[Dataset entries]
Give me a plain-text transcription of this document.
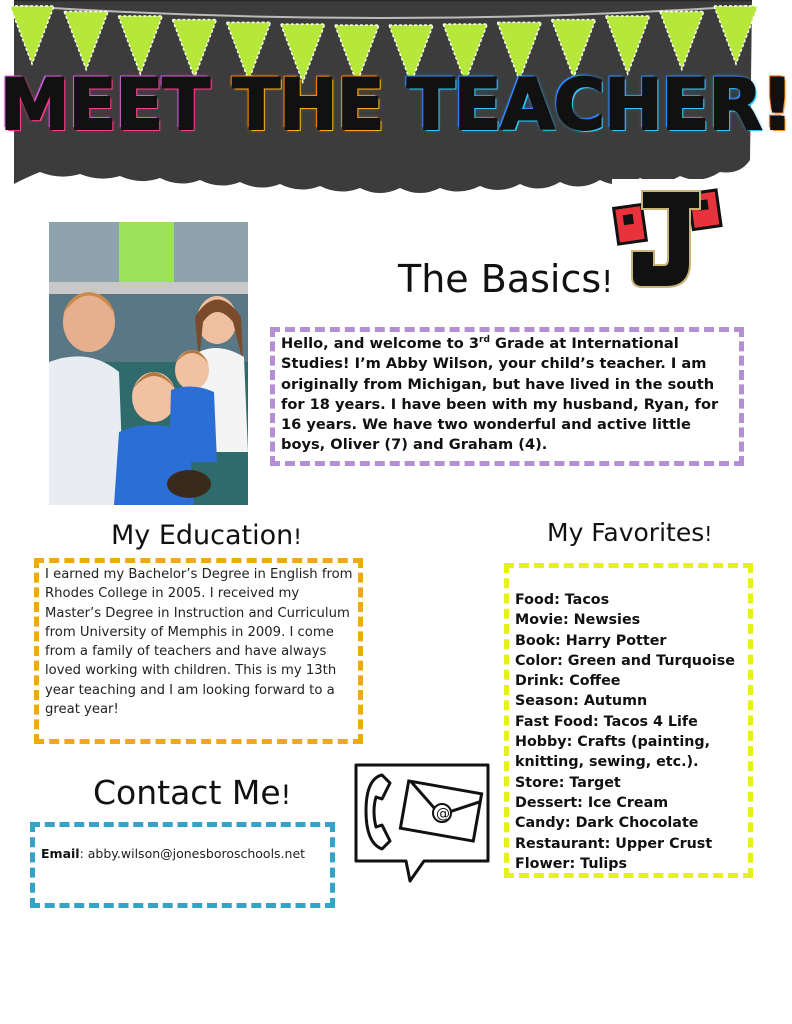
MEET THE TEACHER!
The Basics!
Hello, and welcome to 3rd Grade at International Studies! I’m Abby Wilson, your child’s teacher. I am originally from Michigan, but have lived in the south for 18 years. I have been with my husband, Ryan, for 16 years. We have two wonderful and active little boys, Oliver (7) and Graham (4).
My Education!
I earned my Bachelor’s Degree in English from Rhodes College in 2005. I received my Master’s Degree in Instruction and Curriculum from University of Memphis in 2009. I come from a family of teachers and have always loved working with children. This is my 13th year teaching and I am looking forward to a great year!
My Favorites!
Food: Tacos
Movie: Newsies
Book: Harry Potter
Color: Green and Turquoise
Drink: Coffee
Season: Autumn
Fast Food: Tacos 4 Life
Hobby: Crafts (painting, knitting, sewing, etc.).
Store: Target
Dessert: Ice Cream
Candy: Dark Chocolate
Restaurant: Upper Crust
Flower: Tulips
Contact Me!
Email: abby.wilson@jonesboroschools.net
@
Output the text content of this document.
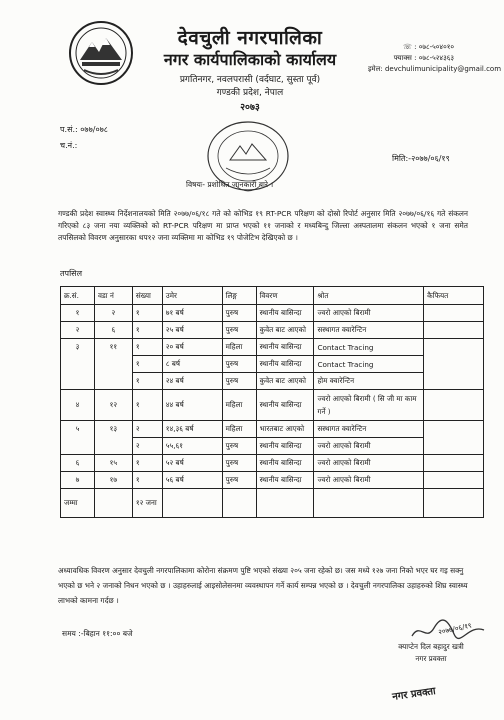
देवचुली नगरपालिका
नगर कार्यपालिकाको कार्यालय
प्रगतिनगर, नवलपरासी (वर्दघाट, सुस्ता पूर्व)
गण्डकी प्रदेश, नेपाल
२०७३
☏ : ०७८-५०४०१०
फ्याक्स : ०७८-५२४३६३
इमेल: devchulimunicipality@gmail.com
प.सं.: ०७७/०७८
च.नं.:
मिति:-२०७७/०६/१९
विषयः- प्रशोधित जानकारी बारे ।
गण्डकी प्रदेश स्वास्थ्य निर्देशनालयको मिति २०७७/०६/१८ गते को कोभिड १९ RT-PCR परिक्षण को दोस्रो रिपोर्ट अनुसार मिति २०७७/०६/१६ गते संकलन गरिएको ८३ जना नया व्यक्तिको को RT-PCR परिक्षण मा प्राप्त भएको ११ जनाको र मध्यबिन्दु जिल्ला अस्पतालमा संकलन भएको १ जना समेत तपसिलको विवरण अनुसारका थप१२ जना व्यक्तिमा मा कोभिड १९ पोजेटिभ देखिएको छ ।
तपसिल
क्र.सं.	वडा नं	संख्या	उमेर	लिङ्ग	विवरण	श्रोत	कैफियत
१	२	१	७१ बर्ष	पुरुष	स्थानीय बासिन्दा	ज्वरो आएको बिरामी	
२	६	१	२५ बर्ष	पुरुष	कुवेत बाट आएको	सस्थागत क्वारेन्टिन	
३	११	१	२० बर्ष	महिला	स्थानीय बासिन्दा	Contact Tracing	
		१	८ बर्ष	पुरुष	स्थानीय बासिन्दा	Contact Tracing	
		१	२४ बर्ष	पुरुष	कुवेत बाट आएको	होम क्वारेन्टिन	
४	१२	१	४४ बर्ष	महिला	स्थानीय बासिन्दा	ज्वरो आएको बिरामी ( सि जी मा काम गर्ने )	
५	१३	२	१४,३६ बर्ष	महिला	भारतबाट आएको	सस्थागत क्वारेन्टिन	
		२	५५,६१	पुरुष	स्थानीय बासिन्दा	ज्वरो आएको बिरामी	
६	१५	१	५२ बर्ष	पुरुष	स्थानीय बासिन्दा	ज्वरो आएको बिरामी	
७	१७	१	५६ बर्ष	पुरुष	स्थानीय बासिन्दा	ज्वरो आएको बिरामी	
जम्मा		१२ जना					
अध्यावधिक विवरण अनुसार देवचुली नगरपालिकामा कोरोना संक्रमण पुष्टि भएको संख्या २०५ जना रहेको छ। जस मध्ये १२७ जना निको भएर घर गइ सक्नु भएको छ भने २ जनाको निधन भएको छ । उहाहरुलाई आइसोलेसनमा व्यवस्थापन गर्ने कार्य सम्पन्न भएको छ । देवचुली नगरपालिका उहाहरुको शिघ्र स्वास्थ्य लाभको कामना गर्दछ ।
समय :-बिहान ११:०० बजे	२०७७/०६/१९
क्याप्टेन दिल बहादुर खत्री
नगर प्रवक्ता
नगर प्रवक्ता
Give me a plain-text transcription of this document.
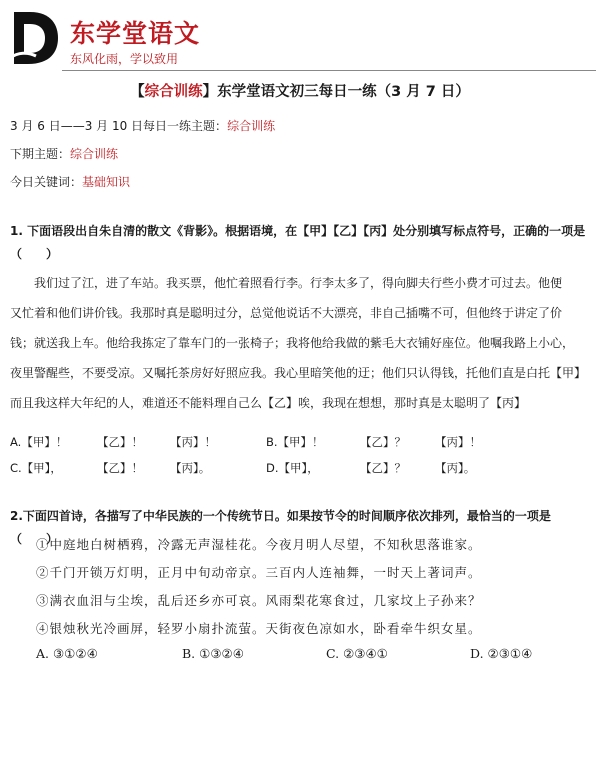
东学堂语文
东风化雨，学以致用
【综合训练】东学堂语文初三每日一练（3 月 7 日）
3 月 6 日——3 月 10 日每日一练主题：综合训练
下期主题：综合训练
今日关键词：基础知识
1. 下面语段出自朱自清的散文《背影》。根据语境，在【甲】【乙】【丙】处分别填写标点符号，正确的一项是（　　）
我们过了江，进了车站。我买票，他忙着照看行李。行李太多了，得向脚夫行些小费才可过去。他便
又忙着和他们讲价钱。我那时真是聪明过分，总觉他说话不大漂亮，非自己插嘴不可，但他终于讲定了价
钱；就送我上车。他给我拣定了靠车门的一张椅子；我将他给我做的紫毛大衣铺好座位。他嘱我路上小心，
夜里警醒些，不要受凉。又嘱托茶房好好照应我。我心里暗笑他的迂；他们只认得钱，托他们直是白托【甲】
而且我这样大年纪的人，难道还不能料理自己么【乙】唉，我现在想想，那时真是太聪明了【丙】
A.【甲】！	【乙】！ 【丙】！	B.【甲】！	【乙】？	【丙】！
C.【甲】，	【乙】！ 【丙】。	D.【甲】，	【乙】？	【丙】。
2.下面四首诗，各描写了中华民族的一个传统节日。如果按节令的时间顺序依次排列，最恰当的一项是（　　）
①中庭地白树栖鸦，冷露无声湿桂花。今夜月明人尽望，不知秋思落谁家。
②千门开锁万灯明，正月中旬动帝京。三百内人连袖舞，一时天上著词声。
③满衣血泪与尘埃，乱后还乡亦可哀。风雨梨花寒食过，几家坟上子孙来？
④银烛秋光冷画屏，轻罗小扇扑流萤。天街夜色凉如水，卧看牵牛织女星。
A. ③①②④	B. ①③②④	C. ②③④①	D. ②③①④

* _WHAT IS ASKED_
Write every record out again exactly; no pictures belong in the copy.

* _EXERCISE ANSWER_
Give me a plain-text transcription of this document.
MEET THE TEACHER!
The Basics!
Hello, and welcome to 3rd Grade at International Studies! I’m Abby Wilson, your child’s teacher. I am originally from Michigan, but have lived in the south for 18 years. I have been with my husband, Ryan, for 16 years. We have two wonderful and active little boys, Oliver (7) and Graham (4).
My Education!
I earned my Bachelor’s Degree in English from Rhodes College in 2005. I received my Master’s Degree in Instruction and Curriculum from University of Memphis in 2009. I come from a family of teachers and have always loved working with children. This is my 13th year teaching and I am looking forward to a great year!
My Favorites!
Food: Tacos
Movie: Newsies
Book: Harry Potter
Color: Green and Turquoise
Drink: Coffee
Season: Autumn
Fast Food: Tacos 4 Life
Hobby: Crafts (painting, knitting, sewing, etc.).
Store: Target
Dessert: Ice Cream
Candy: Dark Chocolate
Restaurant: Upper Crust
Flower: Tulips
Contact Me!
Email: abby.wilson@jonesboroschools.net
@
Output the text content of this document.
देवचुली नगरपालिका
नगर कार्यपालिकाको कार्यालय
प्रगतिनगर, नवलपरासी (वर्दघाट, सुस्ता पूर्व)
गण्डकी प्रदेश, नेपाल
२०७३
☏ : ०७८-५०४०१०
फ्याक्स : ०७८-५२४३६३
इमेल: devchulimunicipality@gmail.com
प.सं.: ०७७/०७८
च.नं.:
मिति:-२०७७/०६/१९
विषयः- प्रशोधित जानकारी बारे ।
गण्डकी प्रदेश स्वास्थ्य निर्देशनालयको मिति २०७७/०६/१८ गते को कोभिड १९ RT-PCR परिक्षण को दोस्रो रिपोर्ट अनुसार मिति २०७७/०६/१६ गते संकलन गरिएको ८३ जना नया व्यक्तिको को RT-PCR परिक्षण मा प्राप्त भएको ११ जनाको र मध्यबिन्दु जिल्ला अस्पतालमा संकलन भएको १ जना समेत तपसिलको विवरण अनुसारका थप१२ जना व्यक्तिमा मा कोभिड १९ पोजेटिभ देखिएको छ ।
तपसिल
क्र.सं.	वडा नं	संख्या	उमेर	लिङ्ग	विवरण	श्रोत	कैफियत
१	२	१	७१ बर्ष	पुरुष	स्थानीय बासिन्दा	ज्वरो आएको बिरामी	
२	६	१	२५ बर्ष	पुरुष	कुवेत बाट आएको	सस्थागत क्वारेन्टिन	
३	११	१	२० बर्ष	महिला	स्थानीय बासिन्दा	Contact Tracing	
		१	८ बर्ष	पुरुष	स्थानीय बासिन्दा	Contact Tracing	
		१	२४ बर्ष	पुरुष	कुवेत बाट आएको	होम क्वारेन्टिन	
४	१२	१	४४ बर्ष	महिला	स्थानीय बासिन्दा	ज्वरो आएको बिरामी ( सि जी मा काम गर्ने )	
५	१३	२	१४,३६ बर्ष	महिला	भारतबाट आएको	सस्थागत क्वारेन्टिन	
		२	५५,६१	पुरुष	स्थानीय बासिन्दा	ज्वरो आएको बिरामी	
६	१५	१	५२ बर्ष	पुरुष	स्थानीय बासिन्दा	ज्वरो आएको बिरामी	
७	१७	१	५६ बर्ष	पुरुष	स्थानीय बासिन्दा	ज्वरो आएको बिरामी	
जम्मा		१२ जना					
अध्यावधिक विवरण अनुसार देवचुली नगरपालिकामा कोरोना संक्रमण पुष्टि भएको संख्या २०५ जना रहेको छ। जस मध्ये १२७ जना निको भएर घर गइ सक्नु भएको छ भने २ जनाको निधन भएको छ । उहाहरुलाई आइसोलेसनमा व्यवस्थापन गर्ने कार्य सम्पन्न भएको छ । देवचुली नगरपालिका उहाहरुको शिघ्र स्वास्थ्य लाभको कामना गर्दछ ।
समय :-बिहान ११:०० बजे	२०७७/०६/१९
क्याप्टेन दिल बहादुर खत्री
नगर प्रवक्ता
नगर प्रवक्ता
Give me a plain-text transcription of this document.
东学堂语文
东风化雨，学以致用
【综合训练】东学堂语文初三每日一练（3 月 7 日）
3 月 6 日——3 月 10 日每日一练主题：综合训练
下期主题：综合训练
今日关键词：基础知识
1. 下面语段出自朱自清的散文《背影》。根据语境，在【甲】【乙】【丙】处分别填写标点符号，正确的一项是（　　）
我们过了江，进了车站。我买票，他忙着照看行李。行李太多了，得向脚夫行些小费才可过去。他便
又忙着和他们讲价钱。我那时真是聪明过分，总觉他说话不大漂亮，非自己插嘴不可，但他终于讲定了价
钱；就送我上车。他给我拣定了靠车门的一张椅子；我将他给我做的紫毛大衣铺好座位。他嘱我路上小心，
夜里警醒些，不要受凉。又嘱托茶房好好照应我。我心里暗笑他的迂；他们只认得钱，托他们直是白托【甲】
而且我这样大年纪的人，难道还不能料理自己么【乙】唉，我现在想想，那时真是太聪明了【丙】
A.【甲】！	【乙】！ 【丙】！	B.【甲】！	【乙】？	【丙】！
C.【甲】，	【乙】！ 【丙】。	D.【甲】，	【乙】？	【丙】。
2.下面四首诗，各描写了中华民族的一个传统节日。如果按节令的时间顺序依次排列，最恰当的一项是（　　）
①中庭地白树栖鸦，冷露无声湿桂花。今夜月明人尽望，不知秋思落谁家。
②千门开锁万灯明，正月中旬动帝京。三百内人连袖舞，一时天上著词声。
③满衣血泪与尘埃，乱后还乡亦可哀。风雨梨花寒食过，几家坟上子孙来？
④银烛秋光冷画屏，轻罗小扇扑流萤。天街夜色凉如水，卧看牵牛织女星。
A. ③①②④	B. ①③②④	C. ②③④①	D. ②③①④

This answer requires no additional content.